◆ GIVEN EXERCISE
Copy out the lines of the material from the one containing "quote-cell[interactable]: 1.7800 -4.81" through the one containing "tab-0[interactable]: 利率债 [4, 5, 94, 31]", character for character, and nothing else.

Layout coordinate data
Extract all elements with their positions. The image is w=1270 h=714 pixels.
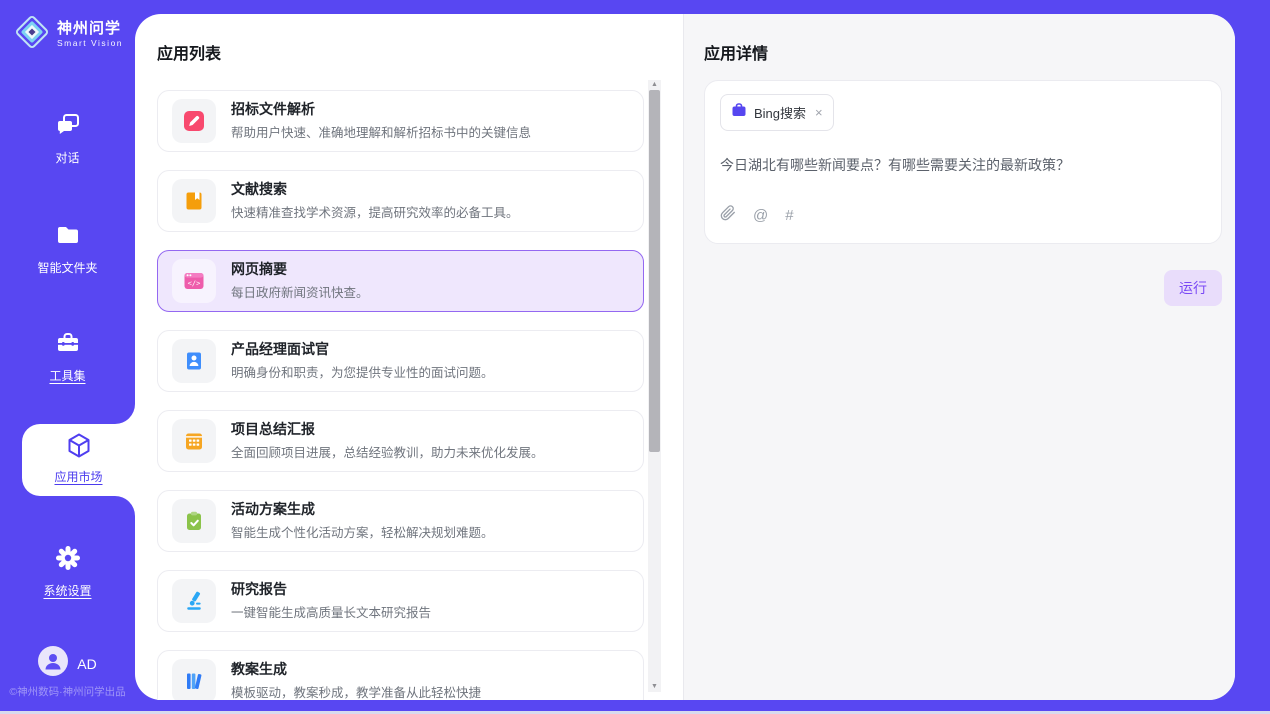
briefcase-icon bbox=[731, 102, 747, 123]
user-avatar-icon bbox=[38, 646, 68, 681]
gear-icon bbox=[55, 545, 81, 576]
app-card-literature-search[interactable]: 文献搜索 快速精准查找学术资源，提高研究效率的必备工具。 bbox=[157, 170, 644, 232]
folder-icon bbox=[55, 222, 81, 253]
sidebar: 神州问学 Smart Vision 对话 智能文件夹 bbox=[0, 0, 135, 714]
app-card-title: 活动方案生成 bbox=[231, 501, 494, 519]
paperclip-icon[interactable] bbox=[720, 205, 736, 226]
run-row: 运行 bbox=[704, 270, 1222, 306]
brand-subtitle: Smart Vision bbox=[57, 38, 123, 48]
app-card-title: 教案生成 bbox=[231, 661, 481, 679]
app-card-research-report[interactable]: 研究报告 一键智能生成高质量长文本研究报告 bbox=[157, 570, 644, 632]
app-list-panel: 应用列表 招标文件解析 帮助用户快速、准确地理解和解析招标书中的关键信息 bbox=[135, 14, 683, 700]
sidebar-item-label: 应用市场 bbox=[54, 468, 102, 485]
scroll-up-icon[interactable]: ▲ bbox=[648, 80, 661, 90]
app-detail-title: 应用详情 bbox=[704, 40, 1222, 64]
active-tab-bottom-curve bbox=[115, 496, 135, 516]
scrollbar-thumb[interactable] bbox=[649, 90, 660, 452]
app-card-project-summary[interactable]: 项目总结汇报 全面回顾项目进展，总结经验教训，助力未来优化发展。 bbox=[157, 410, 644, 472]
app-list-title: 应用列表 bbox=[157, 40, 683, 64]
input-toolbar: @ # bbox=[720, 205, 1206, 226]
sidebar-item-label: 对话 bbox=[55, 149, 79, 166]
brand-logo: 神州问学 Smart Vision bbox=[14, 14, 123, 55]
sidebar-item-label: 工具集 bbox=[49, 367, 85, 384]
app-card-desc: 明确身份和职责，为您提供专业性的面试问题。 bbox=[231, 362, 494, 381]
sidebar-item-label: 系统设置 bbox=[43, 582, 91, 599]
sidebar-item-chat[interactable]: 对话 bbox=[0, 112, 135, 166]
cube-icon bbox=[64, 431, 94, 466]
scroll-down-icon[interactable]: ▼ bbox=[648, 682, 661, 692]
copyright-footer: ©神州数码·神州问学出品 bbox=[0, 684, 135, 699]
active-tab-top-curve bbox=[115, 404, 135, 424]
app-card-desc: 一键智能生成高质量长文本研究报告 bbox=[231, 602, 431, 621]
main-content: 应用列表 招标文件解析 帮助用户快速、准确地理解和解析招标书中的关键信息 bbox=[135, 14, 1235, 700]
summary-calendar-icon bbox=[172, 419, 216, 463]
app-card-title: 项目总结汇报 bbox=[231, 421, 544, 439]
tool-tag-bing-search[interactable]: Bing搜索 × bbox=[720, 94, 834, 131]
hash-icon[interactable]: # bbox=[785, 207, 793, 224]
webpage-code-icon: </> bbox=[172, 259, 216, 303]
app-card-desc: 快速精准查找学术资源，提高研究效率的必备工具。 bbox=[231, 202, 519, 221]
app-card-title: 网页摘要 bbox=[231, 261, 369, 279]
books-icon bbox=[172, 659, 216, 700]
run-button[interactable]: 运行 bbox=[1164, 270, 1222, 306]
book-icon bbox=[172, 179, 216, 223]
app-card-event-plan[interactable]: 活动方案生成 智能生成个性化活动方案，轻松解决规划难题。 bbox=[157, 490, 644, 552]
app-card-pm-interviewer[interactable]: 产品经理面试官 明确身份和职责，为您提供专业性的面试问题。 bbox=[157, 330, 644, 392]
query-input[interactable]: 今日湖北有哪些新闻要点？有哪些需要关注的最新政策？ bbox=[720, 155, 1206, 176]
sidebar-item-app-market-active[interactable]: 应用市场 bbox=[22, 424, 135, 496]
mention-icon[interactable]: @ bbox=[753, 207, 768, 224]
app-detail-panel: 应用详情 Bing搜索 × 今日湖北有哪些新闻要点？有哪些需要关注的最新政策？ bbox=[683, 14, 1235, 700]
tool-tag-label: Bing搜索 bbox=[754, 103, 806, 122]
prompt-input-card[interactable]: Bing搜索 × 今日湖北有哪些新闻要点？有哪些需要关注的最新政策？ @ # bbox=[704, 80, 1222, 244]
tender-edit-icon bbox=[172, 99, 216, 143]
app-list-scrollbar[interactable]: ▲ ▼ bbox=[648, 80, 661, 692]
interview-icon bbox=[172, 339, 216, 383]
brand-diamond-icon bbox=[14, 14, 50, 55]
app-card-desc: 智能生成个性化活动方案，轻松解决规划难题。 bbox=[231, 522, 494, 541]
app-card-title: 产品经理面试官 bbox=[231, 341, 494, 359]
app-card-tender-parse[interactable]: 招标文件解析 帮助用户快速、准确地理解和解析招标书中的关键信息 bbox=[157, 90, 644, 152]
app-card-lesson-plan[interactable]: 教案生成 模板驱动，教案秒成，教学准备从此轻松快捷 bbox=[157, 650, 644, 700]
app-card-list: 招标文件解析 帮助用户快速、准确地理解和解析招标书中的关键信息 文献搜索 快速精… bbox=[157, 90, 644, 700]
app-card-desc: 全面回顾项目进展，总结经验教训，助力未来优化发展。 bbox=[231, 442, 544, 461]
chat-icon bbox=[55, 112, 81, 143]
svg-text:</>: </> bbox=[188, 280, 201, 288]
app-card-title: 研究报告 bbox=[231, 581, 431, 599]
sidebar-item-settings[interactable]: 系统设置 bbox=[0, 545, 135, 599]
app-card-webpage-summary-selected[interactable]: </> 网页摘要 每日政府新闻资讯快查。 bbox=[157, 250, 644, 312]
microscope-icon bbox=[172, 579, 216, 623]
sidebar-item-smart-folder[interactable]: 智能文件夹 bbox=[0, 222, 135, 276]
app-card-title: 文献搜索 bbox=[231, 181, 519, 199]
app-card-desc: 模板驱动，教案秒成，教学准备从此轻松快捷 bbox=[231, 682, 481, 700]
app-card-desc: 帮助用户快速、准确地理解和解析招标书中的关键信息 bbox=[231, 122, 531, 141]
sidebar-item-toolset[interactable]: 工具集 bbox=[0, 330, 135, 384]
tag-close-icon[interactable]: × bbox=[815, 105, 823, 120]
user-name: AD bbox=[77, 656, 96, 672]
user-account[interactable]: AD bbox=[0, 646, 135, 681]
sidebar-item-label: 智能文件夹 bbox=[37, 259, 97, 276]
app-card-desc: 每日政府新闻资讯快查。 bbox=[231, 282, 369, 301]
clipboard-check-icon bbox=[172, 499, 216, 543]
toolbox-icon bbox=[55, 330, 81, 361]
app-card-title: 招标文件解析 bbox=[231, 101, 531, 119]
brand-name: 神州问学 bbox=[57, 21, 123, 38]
---
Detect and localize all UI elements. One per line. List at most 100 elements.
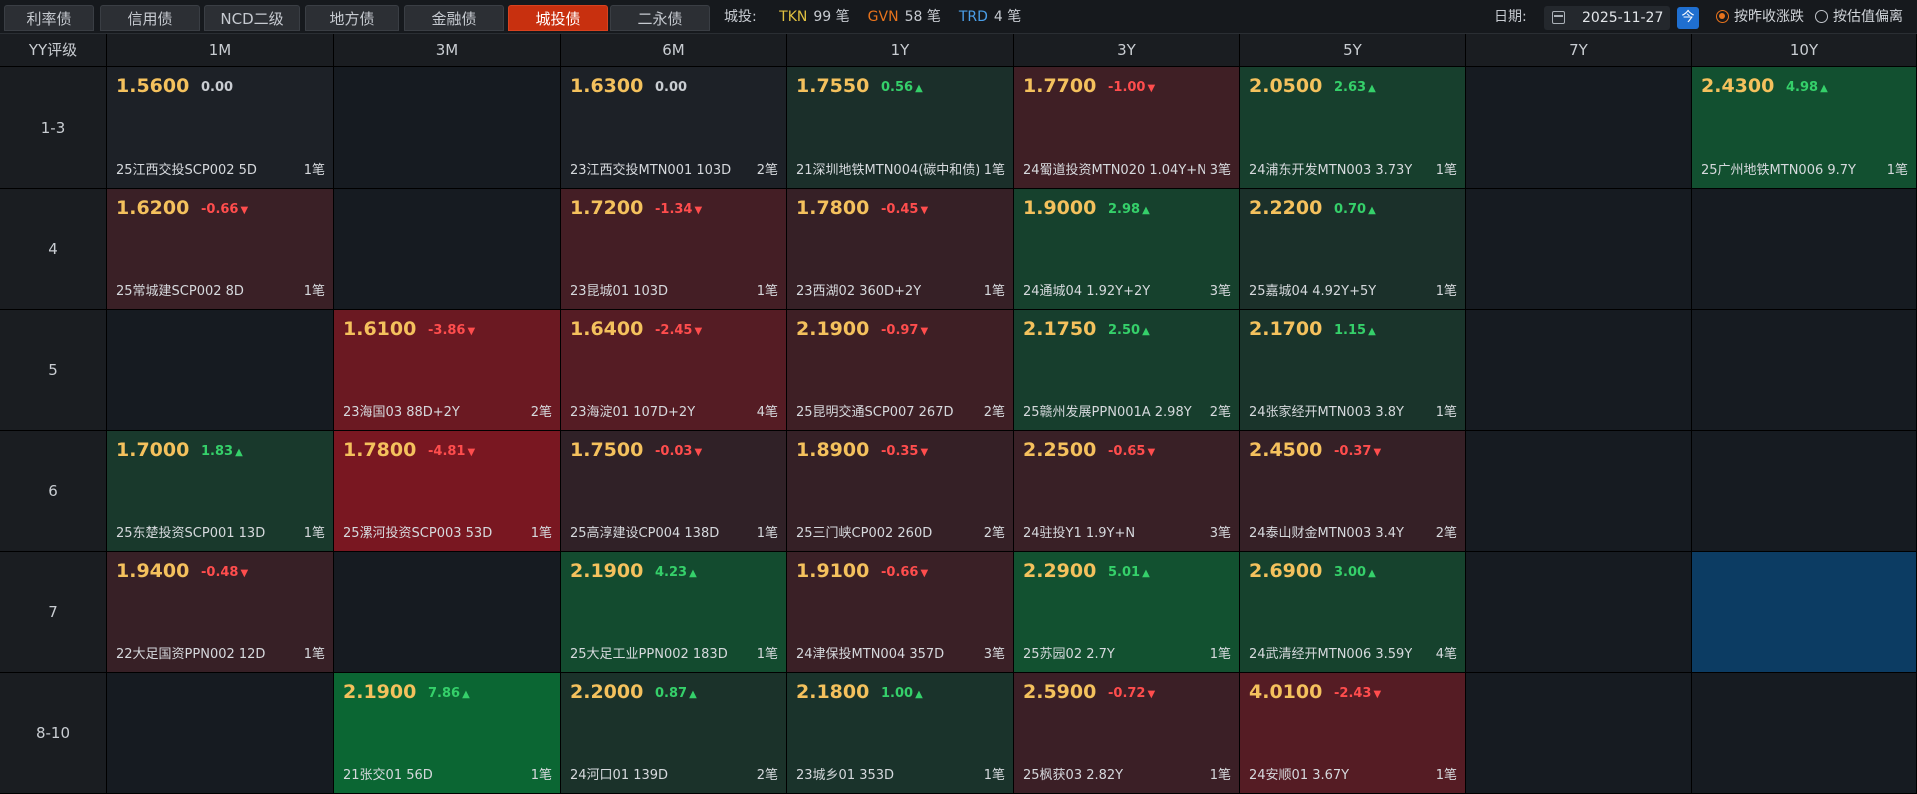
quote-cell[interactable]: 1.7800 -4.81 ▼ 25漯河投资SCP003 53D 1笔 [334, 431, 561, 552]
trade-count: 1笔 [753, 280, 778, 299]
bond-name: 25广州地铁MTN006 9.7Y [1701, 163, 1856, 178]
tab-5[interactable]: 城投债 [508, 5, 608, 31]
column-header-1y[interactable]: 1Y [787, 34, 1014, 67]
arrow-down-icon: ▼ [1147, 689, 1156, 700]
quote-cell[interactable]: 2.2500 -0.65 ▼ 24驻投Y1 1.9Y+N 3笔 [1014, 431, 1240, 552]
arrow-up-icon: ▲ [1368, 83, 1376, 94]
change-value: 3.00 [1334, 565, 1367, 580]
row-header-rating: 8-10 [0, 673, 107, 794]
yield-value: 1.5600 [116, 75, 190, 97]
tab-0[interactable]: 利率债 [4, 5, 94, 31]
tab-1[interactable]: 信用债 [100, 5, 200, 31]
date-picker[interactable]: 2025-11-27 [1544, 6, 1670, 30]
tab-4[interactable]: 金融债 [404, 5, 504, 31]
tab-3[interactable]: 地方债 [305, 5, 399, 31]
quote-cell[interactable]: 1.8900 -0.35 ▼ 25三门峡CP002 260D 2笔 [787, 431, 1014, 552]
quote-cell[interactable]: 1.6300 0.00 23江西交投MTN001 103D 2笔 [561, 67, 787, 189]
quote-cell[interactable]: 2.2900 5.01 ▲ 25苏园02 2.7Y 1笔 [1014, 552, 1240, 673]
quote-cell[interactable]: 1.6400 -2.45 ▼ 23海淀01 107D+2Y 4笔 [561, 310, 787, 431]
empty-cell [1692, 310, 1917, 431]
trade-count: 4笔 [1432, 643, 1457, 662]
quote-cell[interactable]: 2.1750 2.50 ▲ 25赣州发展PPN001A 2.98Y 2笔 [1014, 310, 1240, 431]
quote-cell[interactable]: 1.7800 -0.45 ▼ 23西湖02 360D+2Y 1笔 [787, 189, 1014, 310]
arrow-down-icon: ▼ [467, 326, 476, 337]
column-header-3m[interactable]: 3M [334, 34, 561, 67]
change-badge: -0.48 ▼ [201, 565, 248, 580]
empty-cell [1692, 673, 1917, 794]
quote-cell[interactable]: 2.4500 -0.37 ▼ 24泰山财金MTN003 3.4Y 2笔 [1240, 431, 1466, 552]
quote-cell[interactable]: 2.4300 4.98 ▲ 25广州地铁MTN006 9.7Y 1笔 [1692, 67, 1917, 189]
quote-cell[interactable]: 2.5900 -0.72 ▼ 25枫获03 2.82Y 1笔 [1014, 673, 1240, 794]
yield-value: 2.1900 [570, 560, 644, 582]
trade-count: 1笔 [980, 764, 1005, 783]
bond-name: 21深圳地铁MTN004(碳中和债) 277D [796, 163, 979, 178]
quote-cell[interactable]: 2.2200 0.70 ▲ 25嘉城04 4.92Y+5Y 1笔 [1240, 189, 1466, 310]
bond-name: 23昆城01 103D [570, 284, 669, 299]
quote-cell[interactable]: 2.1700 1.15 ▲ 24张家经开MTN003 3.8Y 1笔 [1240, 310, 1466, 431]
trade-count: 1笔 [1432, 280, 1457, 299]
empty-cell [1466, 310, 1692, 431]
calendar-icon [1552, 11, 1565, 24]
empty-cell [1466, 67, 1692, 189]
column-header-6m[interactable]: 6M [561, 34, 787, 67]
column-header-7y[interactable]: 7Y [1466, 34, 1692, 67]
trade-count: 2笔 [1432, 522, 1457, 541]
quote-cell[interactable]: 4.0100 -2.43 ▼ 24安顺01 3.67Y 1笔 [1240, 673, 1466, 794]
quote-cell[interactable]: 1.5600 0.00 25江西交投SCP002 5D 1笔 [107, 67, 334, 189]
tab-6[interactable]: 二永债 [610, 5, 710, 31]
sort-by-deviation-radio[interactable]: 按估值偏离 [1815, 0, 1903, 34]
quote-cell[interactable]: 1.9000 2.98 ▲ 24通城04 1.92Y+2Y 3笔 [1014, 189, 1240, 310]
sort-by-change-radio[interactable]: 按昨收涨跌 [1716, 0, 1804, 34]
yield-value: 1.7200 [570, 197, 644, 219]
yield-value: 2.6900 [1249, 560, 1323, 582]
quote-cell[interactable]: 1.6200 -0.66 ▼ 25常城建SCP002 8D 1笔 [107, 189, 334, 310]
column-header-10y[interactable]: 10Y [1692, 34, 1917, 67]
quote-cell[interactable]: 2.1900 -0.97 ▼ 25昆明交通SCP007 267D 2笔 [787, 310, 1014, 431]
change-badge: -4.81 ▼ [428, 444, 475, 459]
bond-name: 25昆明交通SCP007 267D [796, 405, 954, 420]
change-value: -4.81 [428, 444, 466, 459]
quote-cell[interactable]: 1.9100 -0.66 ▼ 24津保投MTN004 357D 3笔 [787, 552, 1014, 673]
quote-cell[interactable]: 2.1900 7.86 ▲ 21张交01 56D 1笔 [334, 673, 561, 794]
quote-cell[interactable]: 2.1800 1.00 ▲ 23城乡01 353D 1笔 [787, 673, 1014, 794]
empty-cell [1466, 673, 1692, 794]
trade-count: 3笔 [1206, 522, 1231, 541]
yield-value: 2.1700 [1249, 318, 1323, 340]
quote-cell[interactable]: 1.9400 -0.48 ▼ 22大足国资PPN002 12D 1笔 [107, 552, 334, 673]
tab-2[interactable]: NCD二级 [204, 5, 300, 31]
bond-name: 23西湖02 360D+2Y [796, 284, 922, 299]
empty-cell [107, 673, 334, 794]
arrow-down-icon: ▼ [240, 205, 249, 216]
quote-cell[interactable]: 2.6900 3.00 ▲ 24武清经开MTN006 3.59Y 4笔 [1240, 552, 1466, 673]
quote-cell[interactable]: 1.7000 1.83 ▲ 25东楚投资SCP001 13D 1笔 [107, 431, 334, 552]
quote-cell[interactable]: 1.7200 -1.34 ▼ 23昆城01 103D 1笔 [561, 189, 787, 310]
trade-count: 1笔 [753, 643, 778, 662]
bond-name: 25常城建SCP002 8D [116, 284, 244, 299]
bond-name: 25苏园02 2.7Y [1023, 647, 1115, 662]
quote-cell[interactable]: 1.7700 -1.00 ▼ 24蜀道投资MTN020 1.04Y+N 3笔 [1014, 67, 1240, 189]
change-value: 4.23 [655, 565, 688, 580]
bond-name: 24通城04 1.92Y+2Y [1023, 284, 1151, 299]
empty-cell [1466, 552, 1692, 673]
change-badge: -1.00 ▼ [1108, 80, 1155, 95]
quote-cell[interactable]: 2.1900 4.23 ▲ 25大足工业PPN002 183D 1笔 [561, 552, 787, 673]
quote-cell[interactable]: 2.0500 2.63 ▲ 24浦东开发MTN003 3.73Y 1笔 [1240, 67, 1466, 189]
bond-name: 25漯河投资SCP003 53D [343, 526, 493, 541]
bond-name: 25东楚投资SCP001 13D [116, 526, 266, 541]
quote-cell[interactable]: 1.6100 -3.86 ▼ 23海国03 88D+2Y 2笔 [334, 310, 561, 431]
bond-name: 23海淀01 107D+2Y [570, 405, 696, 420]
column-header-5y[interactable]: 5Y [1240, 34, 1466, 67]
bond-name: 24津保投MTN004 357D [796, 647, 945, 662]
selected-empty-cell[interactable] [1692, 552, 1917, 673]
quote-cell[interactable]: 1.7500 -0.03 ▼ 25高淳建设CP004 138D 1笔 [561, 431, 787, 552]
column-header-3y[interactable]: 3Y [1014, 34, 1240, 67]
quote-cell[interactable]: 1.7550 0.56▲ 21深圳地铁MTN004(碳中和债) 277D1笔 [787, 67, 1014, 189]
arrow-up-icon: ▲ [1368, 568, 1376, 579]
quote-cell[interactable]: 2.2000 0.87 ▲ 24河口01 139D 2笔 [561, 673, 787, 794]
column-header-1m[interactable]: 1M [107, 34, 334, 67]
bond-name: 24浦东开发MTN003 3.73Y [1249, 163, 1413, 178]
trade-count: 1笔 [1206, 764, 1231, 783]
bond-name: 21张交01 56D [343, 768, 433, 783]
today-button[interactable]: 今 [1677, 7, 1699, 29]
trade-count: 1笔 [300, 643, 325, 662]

◆ THE RESPONSE
quote-cell[interactable]: 1.7800 -4.81 ▼ 25漯河投资SCP003 53D 1笔 [334, 431, 561, 552]
trade-count: 1笔 [753, 280, 778, 299]
bond-name: 25广州地铁MTN006 9.7Y [1701, 163, 1856, 178]
tab-5[interactable]: 城投债 [508, 5, 608, 31]
column-header-1y[interactable]: 1Y [787, 34, 1014, 67]
arrow-down-icon: ▼ [1147, 689, 1156, 700]
quote-cell[interactable]: 2.2500 -0.65 ▼ 24驻投Y1 1.9Y+N 3笔 [1014, 431, 1240, 552]
arrow-up-icon: ▲ [1368, 83, 1376, 94]
change-value: 3.00 [1334, 565, 1367, 580]
row-header-rating: 8-10 [0, 673, 107, 794]
yield-value: 1.5600 [116, 75, 190, 97]
tab-0[interactable]: 利率债 [4, 5, 94, 31]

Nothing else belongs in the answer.